> _Given task_: Return each entry exactly, omitting nothing.

> _Records for the task_:
====

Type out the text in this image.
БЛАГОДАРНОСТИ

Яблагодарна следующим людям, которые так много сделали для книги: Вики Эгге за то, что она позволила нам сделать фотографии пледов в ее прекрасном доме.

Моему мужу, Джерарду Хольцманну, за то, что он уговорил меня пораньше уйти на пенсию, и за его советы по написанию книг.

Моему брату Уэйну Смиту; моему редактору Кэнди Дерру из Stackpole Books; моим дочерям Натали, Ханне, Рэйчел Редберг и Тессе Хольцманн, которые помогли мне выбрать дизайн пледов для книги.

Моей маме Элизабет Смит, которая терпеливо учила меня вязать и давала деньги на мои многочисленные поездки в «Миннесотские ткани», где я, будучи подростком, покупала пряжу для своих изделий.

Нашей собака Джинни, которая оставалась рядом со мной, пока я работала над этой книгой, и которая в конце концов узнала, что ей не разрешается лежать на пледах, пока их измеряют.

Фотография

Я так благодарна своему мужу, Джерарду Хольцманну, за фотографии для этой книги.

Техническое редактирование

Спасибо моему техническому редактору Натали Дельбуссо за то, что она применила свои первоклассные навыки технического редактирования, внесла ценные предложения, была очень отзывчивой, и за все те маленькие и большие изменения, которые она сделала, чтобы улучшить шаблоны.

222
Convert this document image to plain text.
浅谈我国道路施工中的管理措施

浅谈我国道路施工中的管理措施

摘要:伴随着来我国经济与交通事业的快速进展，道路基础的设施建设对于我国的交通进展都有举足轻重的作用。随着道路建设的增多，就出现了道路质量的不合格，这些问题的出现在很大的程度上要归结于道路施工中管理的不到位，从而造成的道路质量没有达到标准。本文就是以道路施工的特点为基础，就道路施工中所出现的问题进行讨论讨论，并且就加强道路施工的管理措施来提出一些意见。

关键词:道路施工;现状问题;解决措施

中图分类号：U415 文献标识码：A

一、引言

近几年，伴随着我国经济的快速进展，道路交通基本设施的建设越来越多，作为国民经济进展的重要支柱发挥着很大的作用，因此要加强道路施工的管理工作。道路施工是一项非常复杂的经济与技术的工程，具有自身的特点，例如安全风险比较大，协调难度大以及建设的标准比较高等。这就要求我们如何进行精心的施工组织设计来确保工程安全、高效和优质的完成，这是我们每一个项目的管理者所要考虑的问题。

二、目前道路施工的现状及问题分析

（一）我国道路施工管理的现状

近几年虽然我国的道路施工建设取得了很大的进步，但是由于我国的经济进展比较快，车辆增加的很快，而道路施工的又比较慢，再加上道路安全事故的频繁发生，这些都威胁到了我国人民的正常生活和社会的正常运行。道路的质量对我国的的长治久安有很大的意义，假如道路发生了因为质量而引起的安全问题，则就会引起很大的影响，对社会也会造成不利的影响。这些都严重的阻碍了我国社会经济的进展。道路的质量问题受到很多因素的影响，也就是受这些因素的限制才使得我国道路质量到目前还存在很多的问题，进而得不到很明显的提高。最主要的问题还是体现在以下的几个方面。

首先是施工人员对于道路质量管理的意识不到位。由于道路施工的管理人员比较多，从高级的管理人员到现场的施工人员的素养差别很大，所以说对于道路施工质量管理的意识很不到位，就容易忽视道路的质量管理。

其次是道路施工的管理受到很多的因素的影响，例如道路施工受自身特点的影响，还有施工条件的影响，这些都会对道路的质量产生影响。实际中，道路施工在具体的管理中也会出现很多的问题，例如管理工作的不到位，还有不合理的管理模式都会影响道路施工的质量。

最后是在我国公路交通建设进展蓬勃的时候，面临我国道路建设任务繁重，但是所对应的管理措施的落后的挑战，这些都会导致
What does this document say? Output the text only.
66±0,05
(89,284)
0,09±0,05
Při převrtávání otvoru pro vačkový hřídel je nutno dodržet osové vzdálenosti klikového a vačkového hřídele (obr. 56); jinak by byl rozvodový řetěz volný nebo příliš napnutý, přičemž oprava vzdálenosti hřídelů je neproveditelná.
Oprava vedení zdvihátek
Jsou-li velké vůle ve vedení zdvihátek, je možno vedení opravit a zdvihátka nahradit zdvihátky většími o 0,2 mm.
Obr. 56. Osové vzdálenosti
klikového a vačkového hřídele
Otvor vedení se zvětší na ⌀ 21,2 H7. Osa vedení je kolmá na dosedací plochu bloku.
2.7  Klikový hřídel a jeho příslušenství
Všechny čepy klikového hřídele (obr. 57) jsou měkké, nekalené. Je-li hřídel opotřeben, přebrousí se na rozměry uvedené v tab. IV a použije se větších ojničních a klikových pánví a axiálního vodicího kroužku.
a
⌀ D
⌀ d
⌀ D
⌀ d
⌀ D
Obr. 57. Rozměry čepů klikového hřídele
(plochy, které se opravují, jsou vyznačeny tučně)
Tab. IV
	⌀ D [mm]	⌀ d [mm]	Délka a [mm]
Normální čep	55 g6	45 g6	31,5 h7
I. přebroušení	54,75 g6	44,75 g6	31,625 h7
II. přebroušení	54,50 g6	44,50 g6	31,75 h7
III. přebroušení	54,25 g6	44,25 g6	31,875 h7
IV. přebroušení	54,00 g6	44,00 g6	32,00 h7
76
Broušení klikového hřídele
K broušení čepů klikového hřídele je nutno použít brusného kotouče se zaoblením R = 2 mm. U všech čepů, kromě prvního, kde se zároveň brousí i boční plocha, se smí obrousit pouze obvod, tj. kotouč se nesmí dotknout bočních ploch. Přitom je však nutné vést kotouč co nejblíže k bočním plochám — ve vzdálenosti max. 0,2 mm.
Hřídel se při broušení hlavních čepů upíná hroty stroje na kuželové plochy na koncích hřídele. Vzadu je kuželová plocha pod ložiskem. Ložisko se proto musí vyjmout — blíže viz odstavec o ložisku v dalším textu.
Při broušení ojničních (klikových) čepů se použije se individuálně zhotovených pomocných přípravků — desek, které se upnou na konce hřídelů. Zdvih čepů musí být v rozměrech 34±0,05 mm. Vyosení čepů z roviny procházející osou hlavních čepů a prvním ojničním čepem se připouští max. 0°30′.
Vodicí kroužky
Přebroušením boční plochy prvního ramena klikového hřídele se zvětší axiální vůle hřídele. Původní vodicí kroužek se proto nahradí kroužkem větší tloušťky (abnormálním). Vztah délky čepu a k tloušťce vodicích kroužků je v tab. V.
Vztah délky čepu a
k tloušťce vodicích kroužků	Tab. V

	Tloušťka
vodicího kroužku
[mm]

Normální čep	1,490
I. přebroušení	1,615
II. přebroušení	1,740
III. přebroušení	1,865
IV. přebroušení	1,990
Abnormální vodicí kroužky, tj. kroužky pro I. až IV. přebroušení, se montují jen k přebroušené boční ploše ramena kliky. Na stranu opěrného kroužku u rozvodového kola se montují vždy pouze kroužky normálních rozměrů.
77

====

> _Solution to this problem_:
Type out the text in this image.
БЛАГОДАРНОСТИ

Яблагодарна следующим людям, которые так много сделали для книги: Вики Эгге за то, что она позволила нам сделать фотографии пледов в ее прекрасном доме.

Моему мужу, Джерарду Хольцманну, за то, что он уговорил меня пораньше уйти на пенсию, и за его советы по написанию книг.

Моему брату Уэйну Смиту; моему редактору Кэнди Дерру из Stackpole Books; моим дочерям Натали, Ханне, Рэйчел Редберг и Тессе Хольцманн, которые помогли мне выбрать дизайн пледов для книги.

Моей маме Элизабет Смит, которая терпеливо учила меня вязать и давала деньги на мои многочисленные поездки в «Миннесотские ткани», где я, будучи подростком, покупала пряжу для своих изделий.

Нашей собака Джинни, которая оставалась рядом со мной, пока я работала над этой книгой, и которая в конце концов узнала, что ей не разрешается лежать на пледах, пока их измеряют.

Фотография

Я так благодарна своему мужу, Джерарду Хольцманну, за фотографии для этой книги.

Техническое редактирование

Спасибо моему техническому редактору Натали Дельбуссо за то, что она применила свои первоклассные навыки технического редактирования, внесла ценные предложения, была очень отзывчивой, и за все те маленькие и большие изменения, которые она сделала, чтобы улучшить шаблоны.

222
Convert this document image to plain text.
浅谈我国道路施工中的管理措施

浅谈我国道路施工中的管理措施

摘要:伴随着来我国经济与交通事业的快速进展，道路基础的设施建设对于我国的交通进展都有举足轻重的作用。随着道路建设的增多，就出现了道路质量的不合格，这些问题的出现在很大的程度上要归结于道路施工中管理的不到位，从而造成的道路质量没有达到标准。本文就是以道路施工的特点为基础，就道路施工中所出现的问题进行讨论讨论，并且就加强道路施工的管理措施来提出一些意见。

关键词:道路施工;现状问题;解决措施

中图分类号：U415 文献标识码：A

一、引言

近几年，伴随着我国经济的快速进展，道路交通基本设施的建设越来越多，作为国民经济进展的重要支柱发挥着很大的作用，因此要加强道路施工的管理工作。道路施工是一项非常复杂的经济与技术的工程，具有自身的特点，例如安全风险比较大，协调难度大以及建设的标准比较高等。这就要求我们如何进行精心的施工组织设计来确保工程安全、高效和优质的完成，这是我们每一个项目的管理者所要考虑的问题。

二、目前道路施工的现状及问题分析

（一）我国道路施工管理的现状

近几年虽然我国的道路施工建设取得了很大的进步，但是由于我国的经济进展比较快，车辆增加的很快，而道路施工的又比较慢，再加上道路安全事故的频繁发生，这些都威胁到了我国人民的正常生活和社会的正常运行。道路的质量对我国的的长治久安有很大的意义，假如道路发生了因为质量而引起的安全问题，则就会引起很大的影响，对社会也会造成不利的影响。这些都严重的阻碍了我国社会经济的进展。道路的质量问题受到很多因素的影响，也就是受这些因素的限制才使得我国道路质量到目前还存在很多的问题，进而得不到很明显的提高。最主要的问题还是体现在以下的几个方面。

首先是施工人员对于道路质量管理的意识不到位。由于道路施工的管理人员比较多，从高级的管理人员到现场的施工人员的素养差别很大，所以说对于道路施工质量管理的意识很不到位，就容易忽视道路的质量管理。

其次是道路施工的管理受到很多的因素的影响，例如道路施工受自身特点的影响，还有施工条件的影响，这些都会对道路的质量产生影响。实际中，道路施工在具体的管理中也会出现很多的问题，例如管理工作的不到位，还有不合理的管理模式都会影响道路施工的质量。

最后是在我国公路交通建设进展蓬勃的时候，面临我国道路建设任务繁重，但是所对应的管理措施的落后的挑战，这些都会导致
What does this document say? Output the text only.
66±0,05
(89,284)
0,09±0,05
Při převrtávání otvoru pro vačkový hřídel je nutno dodržet osové vzdálenosti klikového a vačkového hřídele (obr. 56); jinak by byl rozvodový řetěz volný nebo příliš napnutý, přičemž oprava vzdálenosti hřídelů je neproveditelná.
Oprava vedení zdvihátek
Jsou-li velké vůle ve vedení zdvihátek, je možno vedení opravit a zdvihátka nahradit zdvihátky většími o 0,2 mm.
Obr. 56. Osové vzdálenosti
klikového a vačkového hřídele
Otvor vedení se zvětší na ⌀ 21,2 H7. Osa vedení je kolmá na dosedací plochu bloku.
2.7  Klikový hřídel a jeho příslušenství
Všechny čepy klikového hřídele (obr. 57) jsou měkké, nekalené. Je-li hřídel opotřeben, přebrousí se na rozměry uvedené v tab. IV a použije se větších ojničních a klikových pánví a axiálního vodicího kroužku.
a
⌀ D
⌀ d
⌀ D
⌀ d
⌀ D
Obr. 57. Rozměry čepů klikového hřídele
(plochy, které se opravují, jsou vyznačeny tučně)
Tab. IV
	⌀ D [mm]	⌀ d [mm]	Délka a [mm]
Normální čep	55 g6	45 g6	31,5 h7
I. přebroušení	54,75 g6	44,75 g6	31,625 h7
II. přebroušení	54,50 g6	44,50 g6	31,75 h7
III. přebroušení	54,25 g6	44,25 g6	31,875 h7
IV. přebroušení	54,00 g6	44,00 g6	32,00 h7
76
Broušení klikového hřídele
K broušení čepů klikového hřídele je nutno použít brusného kotouče se zaoblením R = 2 mm. U všech čepů, kromě prvního, kde se zároveň brousí i boční plocha, se smí obrousit pouze obvod, tj. kotouč se nesmí dotknout bočních ploch. Přitom je však nutné vést kotouč co nejblíže k bočním plochám — ve vzdálenosti max. 0,2 mm.
Hřídel se při broušení hlavních čepů upíná hroty stroje na kuželové plochy na koncích hřídele. Vzadu je kuželová plocha pod ložiskem. Ložisko se proto musí vyjmout — blíže viz odstavec o ložisku v dalším textu.
Při broušení ojničních (klikových) čepů se použije se individuálně zhotovených pomocných přípravků — desek, které se upnou na konce hřídelů. Zdvih čepů musí být v rozměrech 34±0,05 mm. Vyosení čepů z roviny procházející osou hlavních čepů a prvním ojničním čepem se připouští max. 0°30′.
Vodicí kroužky
Přebroušením boční plochy prvního ramena klikového hřídele se zvětší axiální vůle hřídele. Původní vodicí kroužek se proto nahradí kroužkem větší tloušťky (abnormálním). Vztah délky čepu a k tloušťce vodicích kroužků je v tab. V.
Vztah délky čepu a
k tloušťce vodicích kroužků	Tab. V

	Tloušťka
vodicího kroužku
[mm]

Normální čep	1,490
I. přebroušení	1,615
II. přebroušení	1,740
III. přebroušení	1,865
IV. přebroušení	1,990
Abnormální vodicí kroužky, tj. kroužky pro I. až IV. přebroušení, se montují jen k přebroušené boční ploše ramena kliky. Na stranu opěrného kroužku u rozvodového kola se montují vždy pouze kroužky normálních rozměrů.
77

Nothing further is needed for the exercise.